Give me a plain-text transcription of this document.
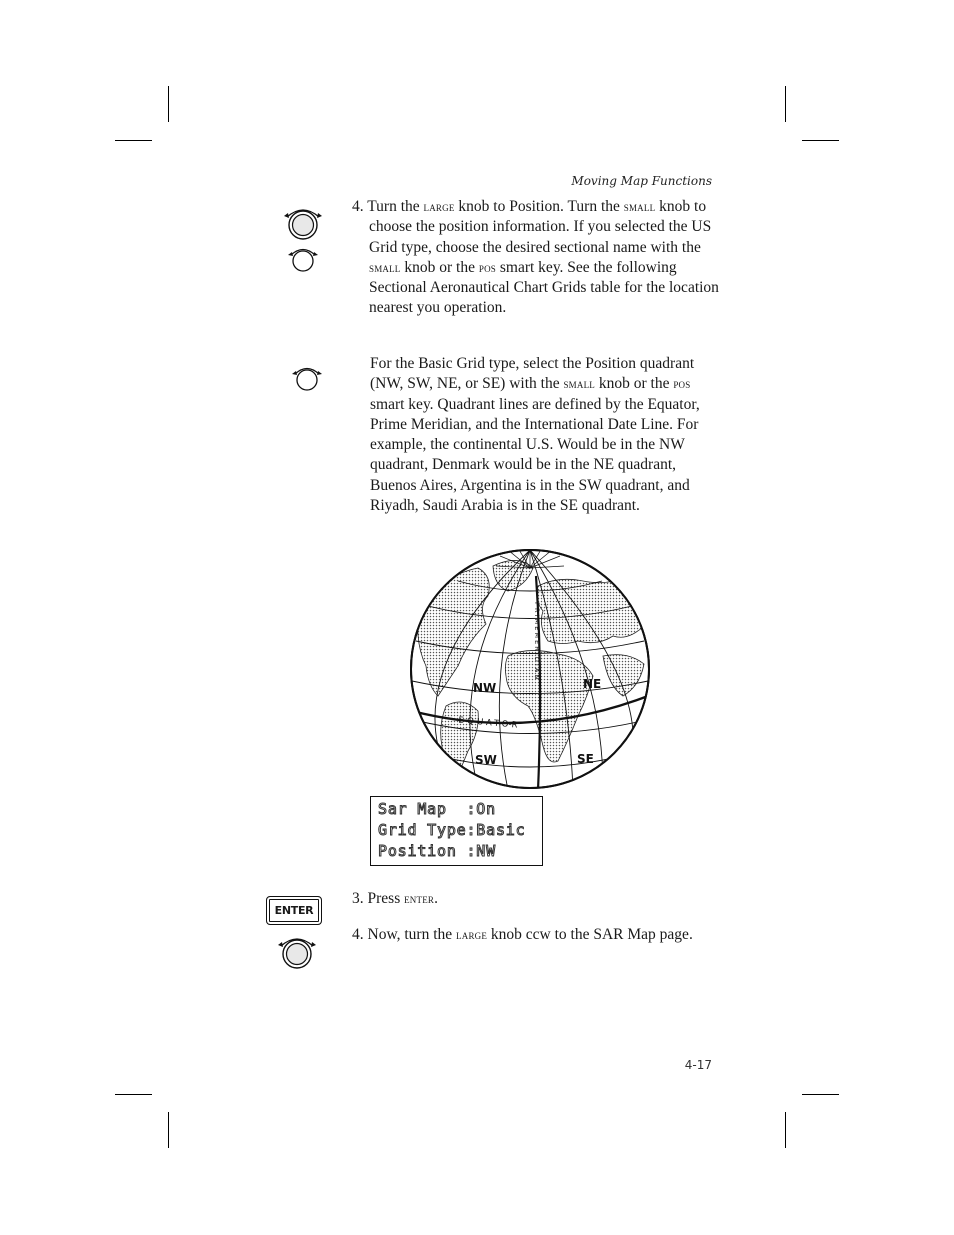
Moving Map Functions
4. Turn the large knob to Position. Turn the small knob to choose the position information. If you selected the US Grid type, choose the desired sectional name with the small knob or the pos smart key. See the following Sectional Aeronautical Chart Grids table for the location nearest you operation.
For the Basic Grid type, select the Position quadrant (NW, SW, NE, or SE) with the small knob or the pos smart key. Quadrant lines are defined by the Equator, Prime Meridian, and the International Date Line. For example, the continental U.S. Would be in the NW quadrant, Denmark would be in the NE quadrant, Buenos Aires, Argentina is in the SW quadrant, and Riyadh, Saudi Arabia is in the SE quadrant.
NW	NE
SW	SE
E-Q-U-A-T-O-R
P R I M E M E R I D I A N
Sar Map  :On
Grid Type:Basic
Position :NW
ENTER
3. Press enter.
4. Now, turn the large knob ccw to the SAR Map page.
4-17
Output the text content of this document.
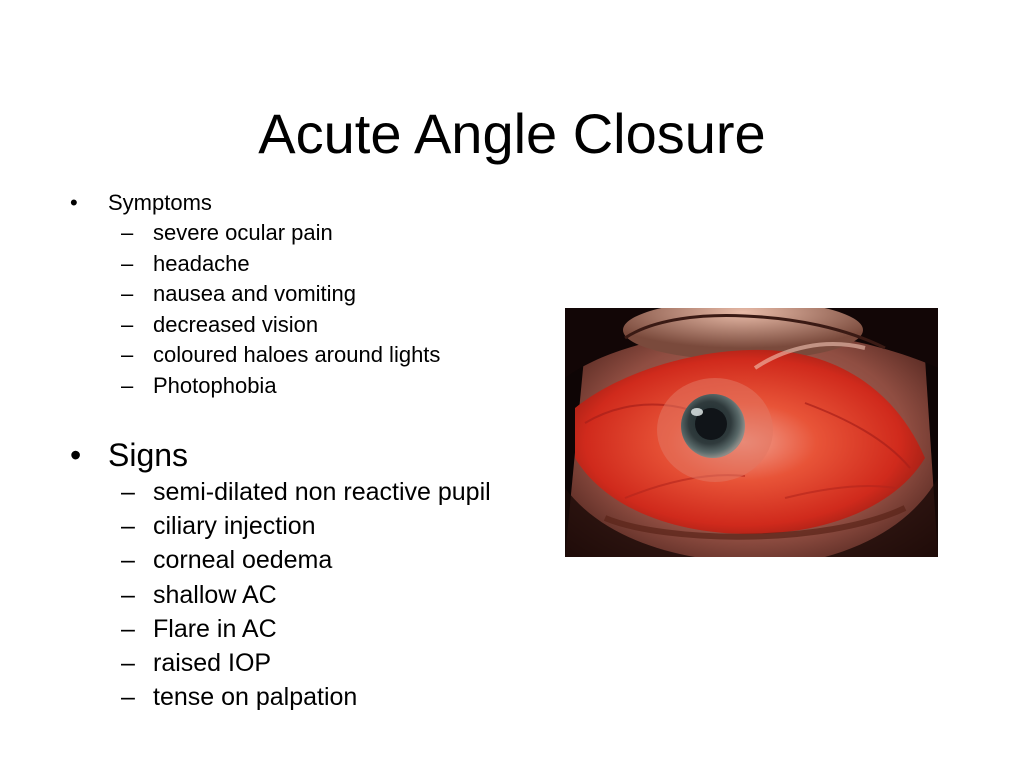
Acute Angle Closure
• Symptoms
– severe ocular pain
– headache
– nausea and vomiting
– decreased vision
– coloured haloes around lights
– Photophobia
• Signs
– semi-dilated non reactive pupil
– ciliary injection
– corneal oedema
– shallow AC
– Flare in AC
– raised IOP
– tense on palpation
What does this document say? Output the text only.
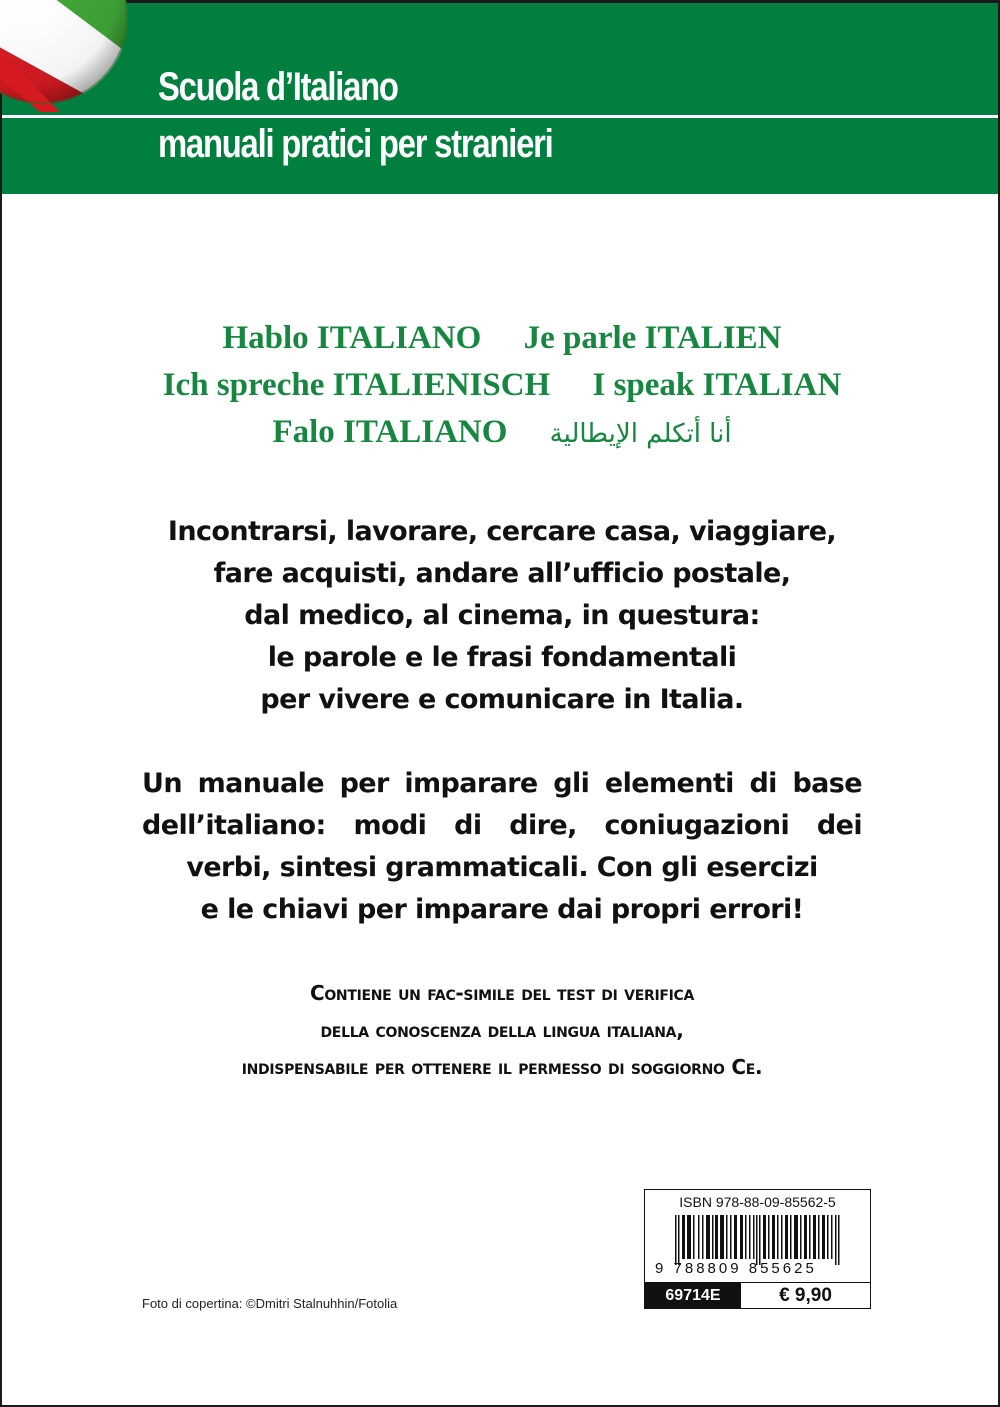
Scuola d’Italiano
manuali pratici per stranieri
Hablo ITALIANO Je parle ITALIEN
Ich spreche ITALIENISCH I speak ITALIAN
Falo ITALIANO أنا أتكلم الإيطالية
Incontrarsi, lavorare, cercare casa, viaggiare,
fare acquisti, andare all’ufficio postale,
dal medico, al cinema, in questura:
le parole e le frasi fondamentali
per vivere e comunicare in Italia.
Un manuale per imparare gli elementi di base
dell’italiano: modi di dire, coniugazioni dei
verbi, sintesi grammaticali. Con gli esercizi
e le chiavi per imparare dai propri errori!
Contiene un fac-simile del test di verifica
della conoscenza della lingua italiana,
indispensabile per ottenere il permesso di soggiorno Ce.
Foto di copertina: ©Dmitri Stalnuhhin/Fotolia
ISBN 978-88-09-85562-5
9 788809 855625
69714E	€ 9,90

==*==

| Exercise aim |
Repeat the listing above exactly, with no pictures.

| Final answer |
Give me a plain-text transcription of this document.
Moving Map Functions
4. Turn the large knob to Position. Turn the small knob to choose the position information. If you selected the US Grid type, choose the desired sectional name with the small knob or the pos smart key. See the following Sectional Aeronautical Chart Grids table for the location nearest you operation.
For the Basic Grid type, select the Position quadrant (NW, SW, NE, or SE) with the small knob or the pos smart key. Quadrant lines are defined by the Equator, Prime Meridian, and the International Date Line. For example, the continental U.S. Would be in the NW quadrant, Denmark would be in the NE quadrant, Buenos Aires, Argentina is in the SW quadrant, and Riyadh, Saudi Arabia is in the SE quadrant.
NW	NE
SW	SE
E-Q-U-A-T-O-R
P R I M E M E R I D I A N
Sar Map  :On
Grid Type:Basic
Position :NW
ENTER
3. Press enter.
4. Now, turn the large knob ccw to the SAR Map page.
4-17
Output the text content of this document.
Acute Angle Closure
• Symptoms
– severe ocular pain
– headache
– nausea and vomiting
– decreased vision
– coloured haloes around lights
– Photophobia
• Signs
– semi-dilated non reactive pupil
– ciliary injection
– corneal oedema
– shallow AC
– Flare in AC
– raised IOP
– tense on palpation
What does this document say? Output the text only.
Scuola d’Italiano
manuali pratici per stranieri
Hablo ITALIANO Je parle ITALIEN
Ich spreche ITALIENISCH I speak ITALIAN
Falo ITALIANO أنا أتكلم الإيطالية
Incontrarsi, lavorare, cercare casa, viaggiare,
fare acquisti, andare all’ufficio postale,
dal medico, al cinema, in questura:
le parole e le frasi fondamentali
per vivere e comunicare in Italia.
Un manuale per imparare gli elementi di base
dell’italiano: modi di dire, coniugazioni dei
verbi, sintesi grammaticali. Con gli esercizi
e le chiavi per imparare dai propri errori!
Contiene un fac-simile del test di verifica
della conoscenza della lingua italiana,
indispensabile per ottenere il permesso di soggiorno Ce.
Foto di copertina: ©Dmitri Stalnuhhin/Fotolia
ISBN 978-88-09-85562-5
9 788809 855625
69714E	€ 9,90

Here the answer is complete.